## What you are asked to do
Output all entries verbatim. Skip pictures.

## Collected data
══════════════════════════════

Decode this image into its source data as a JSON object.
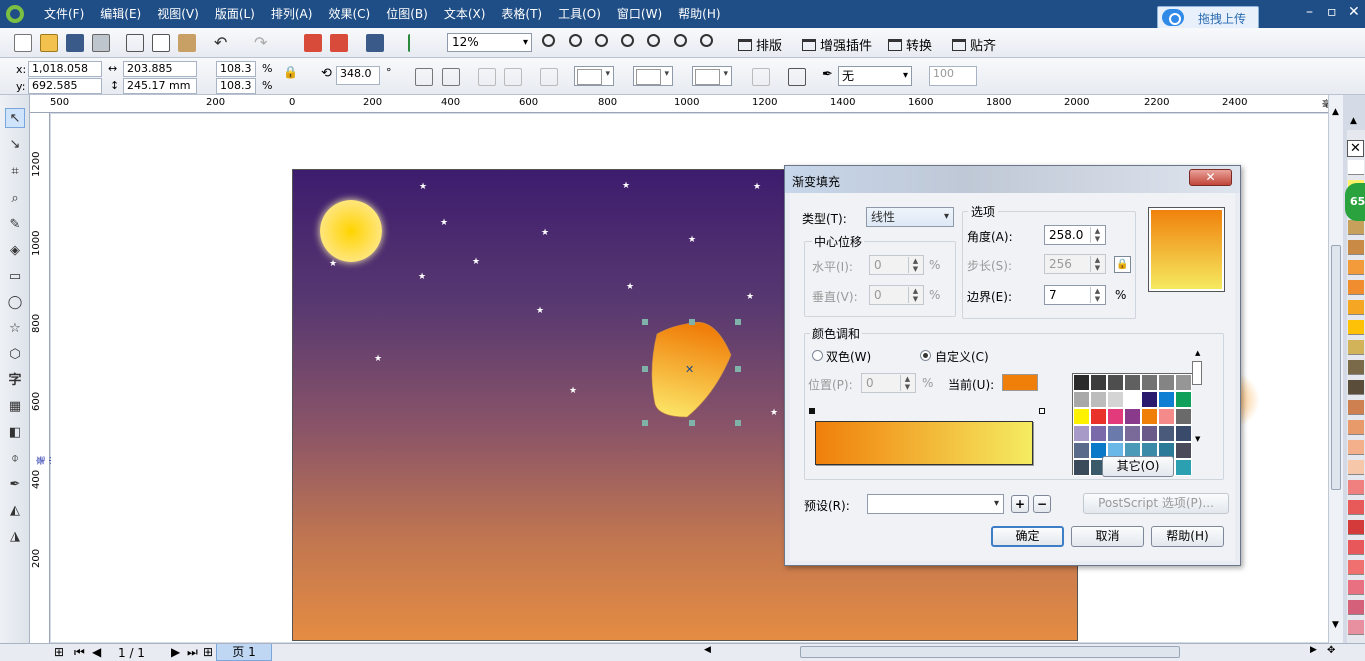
{
  "menu": [
    "文件(F)",
    "编辑(E)",
    "视图(V)",
    "版面(L)",
    "排列(A)",
    "效果(C)",
    "位图(B)",
    "文本(X)",
    "表格(T)",
    "工具(O)",
    "窗口(W)",
    "帮助(H)"
  ],
  "upload_label": "拖拽上传",
  "window_controls": {
    "minimize": "–",
    "restore": "▫",
    "close": "✕"
  },
  "toolbar": {
    "zoom": "12%",
    "plugins": [
      "排版",
      "增强插件",
      "转换",
      "贴齐"
    ]
  },
  "property_bar": {
    "x_label": "x:",
    "x": "1,018.058 mm",
    "y_label": "y:",
    "y": "692.585 mm",
    "width": "203.885 mm",
    "height": "245.17 mm",
    "scale_x": "108.3",
    "scale_y": "108.3",
    "percent": "%",
    "rotation": "348.0",
    "degree": "°",
    "outline": "无",
    "opacity": "100"
  },
  "ruler_h": [
    "500",
    "200",
    "0",
    "200",
    "400",
    "600",
    "800",
    "1000",
    "1200",
    "1400",
    "1600",
    "1800",
    "2000",
    "2200",
    "2400",
    "毫米"
  ],
  "ruler_v": [
    "1200",
    "1000",
    "800",
    "600",
    "400",
    "200"
  ],
  "ruler_v_unit": "毫米",
  "status": {
    "page_counter": "1 / 1",
    "page_tab": "页 1"
  },
  "palette_colors": [
    "#ffffff",
    "#fff26b",
    "#f7d86b",
    "#c7a05c",
    "#c98a46",
    "#f39b3b",
    "#f08d2e",
    "#f5a623",
    "#ffc107",
    "#d2b35a",
    "#7a6a4a",
    "#5a4e3a",
    "#cf8050",
    "#e89a6a",
    "#f4b08a",
    "#f7c7aa",
    "#f08080",
    "#e85a5a",
    "#d43a3a",
    "#e8585a",
    "#f07070",
    "#e87080",
    "#d4607a",
    "#e890a0"
  ],
  "cpu_badge": "65",
  "dialog": {
    "title": "渐变填充",
    "close_label": "✕",
    "type_label": "类型(T):",
    "type_value": "线性",
    "center_offset": "中心位移",
    "horizontal_label": "水平(I):",
    "horizontal_value": "0",
    "vertical_label": "垂直(V):",
    "vertical_value": "0",
    "options": "选项",
    "angle_label": "角度(A):",
    "angle_value": "258.0",
    "steps_label": "步长(S):",
    "steps_value": "256",
    "edge_label": "边界(E):",
    "edge_value": "7",
    "pct": "%",
    "color_blend": "颜色调和",
    "two_color": "双色(W)",
    "custom": "自定义(C)",
    "position_label": "位置(P):",
    "position_value": "0",
    "current_label": "当前(U):",
    "current_color": "#f07f0a",
    "gradient_start": "#f07f0a",
    "gradient_end": "#f5ec62",
    "other_btn": "其它(O)",
    "preset_label": "预设(R):",
    "postscript_btn": "PostScript 选项(P)...",
    "ok_btn": "确定",
    "cancel_btn": "取消",
    "help_btn": "帮助(H)",
    "swatches": [
      "#2a2a2a",
      "#3c3c3c",
      "#4e4e4e",
      "#606060",
      "#727272",
      "#848484",
      "#969696",
      "#a8a8a8",
      "#bcbcbc",
      "#d4d4d4",
      "#ffffff",
      "#2a1a6e",
      "#0e7fd2",
      "#11a05a",
      "#fff200",
      "#e8322a",
      "#e23a7a",
      "#8a3a8a",
      "#f07f0a",
      "#f48a8a",
      "#6a6a6a",
      "#a89ac8",
      "#7a6aaa",
      "#6a7aaa",
      "#7a6a9a",
      "#6a5a8a",
      "#4a5a7a",
      "#3a4a6a",
      "#5a6a8a",
      "#0a7ac8",
      "#6ab8e8",
      "#4a9ab8",
      "#3a8aa8",
      "#2a7a98",
      "#4a4a5a",
      "#3a4a5a",
      "#3a5a6a",
      "#2a6a6a",
      "#2a7a7a",
      "#3a8a8a",
      "#0aa8c8",
      "#2aa0b0"
    ]
  }
}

══════════════════════════════

## Response to this task
Decode this image into its source data as a JSON object.
{
  "menu": [
    "文件(F)",
    "编辑(E)",
    "视图(V)",
    "版面(L)",
    "排列(A)",
    "效果(C)",
    "位图(B)",
    "文本(X)",
    "表格(T)",
    "工具(O)",
    "窗口(W)",
    "帮助(H)"
  ],
  "upload_label": "拖拽上传",
  "window_controls": {
    "minimize": "–",
    "restore": "▫",
    "close": "✕"
  },
  "toolbar": {
    "zoom": "12%",
    "plugins": [
      "排版",
      "增强插件",
      "转换",
      "贴齐"
    ]
  },
  "property_bar": {
    "x_label": "x:",
    "x": "1,018.058 mm",
    "y_label": "y:",
    "y": "692.585 mm",
    "width": "203.885 mm",
    "height": "245.17 mm",
    "scale_x": "108.3",
    "scale_y": "108.3",
    "percent": "%",
    "rotation": "348.0",
    "degree": "°",
    "outline": "无",
    "opacity": "100"
  },
  "ruler_h": [
    "500",
    "200",
    "0",
    "200",
    "400",
    "600",
    "800",
    "1000",
    "1200",
    "1400",
    "1600",
    "1800",
    "2000",
    "2200",
    "2400",
    "毫米"
  ],
  "ruler_v": [
    "1200",
    "1000",
    "800",
    "600",
    "400",
    "200"
  ],
  "ruler_v_unit": "毫米",
  "status": {
    "page_counter": "1 / 1",
    "page_tab": "页 1"
  },
  "palette_colors": [
    "#ffffff",
    "#fff26b",
    "#f7d86b",
    "#c7a05c",
    "#c98a46",
    "#f39b3b",
    "#f08d2e",
    "#f5a623",
    "#ffc107",
    "#d2b35a",
    "#7a6a4a",
    "#5a4e3a",
    "#cf8050",
    "#e89a6a",
    "#f4b08a",
    "#f7c7aa",
    "#f08080",
    "#e85a5a",
    "#d43a3a",
    "#e8585a",
    "#f07070",
    "#e87080",
    "#d4607a",
    "#e890a0"
  ],
  "cpu_badge": "65",
  "dialog": {
    "title": "渐变填充",
    "close_label": "✕",
    "type_label": "类型(T):",
    "type_value": "线性",
    "center_offset": "中心位移",
    "horizontal_label": "水平(I):",
    "horizontal_value": "0",
    "vertical_label": "垂直(V):",
    "vertical_value": "0",
    "options": "选项",
    "angle_label": "角度(A):",
    "angle_value": "258.0",
    "steps_label": "步长(S):",
    "steps_value": "256",
    "edge_label": "边界(E):",
    "edge_value": "7",
    "pct": "%",
    "color_blend": "颜色调和",
    "two_color": "双色(W)",
    "custom": "自定义(C)",
    "position_label": "位置(P):",
    "position_value": "0",
    "current_label": "当前(U):",
    "current_color": "#f07f0a",
    "gradient_start": "#f07f0a",
    "gradient_end": "#f5ec62",
    "other_btn": "其它(O)",
    "preset_label": "预设(R):",
    "postscript_btn": "PostScript 选项(P)...",
    "ok_btn": "确定",
    "cancel_btn": "取消",
    "help_btn": "帮助(H)",
    "swatches": [
      "#2a2a2a",
      "#3c3c3c",
      "#4e4e4e",
      "#606060",
      "#727272",
      "#848484",
      "#969696",
      "#a8a8a8",
      "#bcbcbc",
      "#d4d4d4",
      "#ffffff",
      "#2a1a6e",
      "#0e7fd2",
      "#11a05a",
      "#fff200",
      "#e8322a",
      "#e23a7a",
      "#8a3a8a",
      "#f07f0a",
      "#f48a8a",
      "#6a6a6a",
      "#a89ac8",
      "#7a6aaa",
      "#6a7aaa",
      "#7a6a9a",
      "#6a5a8a",
      "#4a5a7a",
      "#3a4a6a",
      "#5a6a8a",
      "#0a7ac8",
      "#6ab8e8",
      "#4a9ab8",
      "#3a8aa8",
      "#2a7a98",
      "#4a4a5a",
      "#3a4a5a",
      "#3a5a6a",
      "#2a6a6a",
      "#2a7a7a",
      "#3a8a8a",
      "#0aa8c8",
      "#2aa0b0"
    ]
  }
}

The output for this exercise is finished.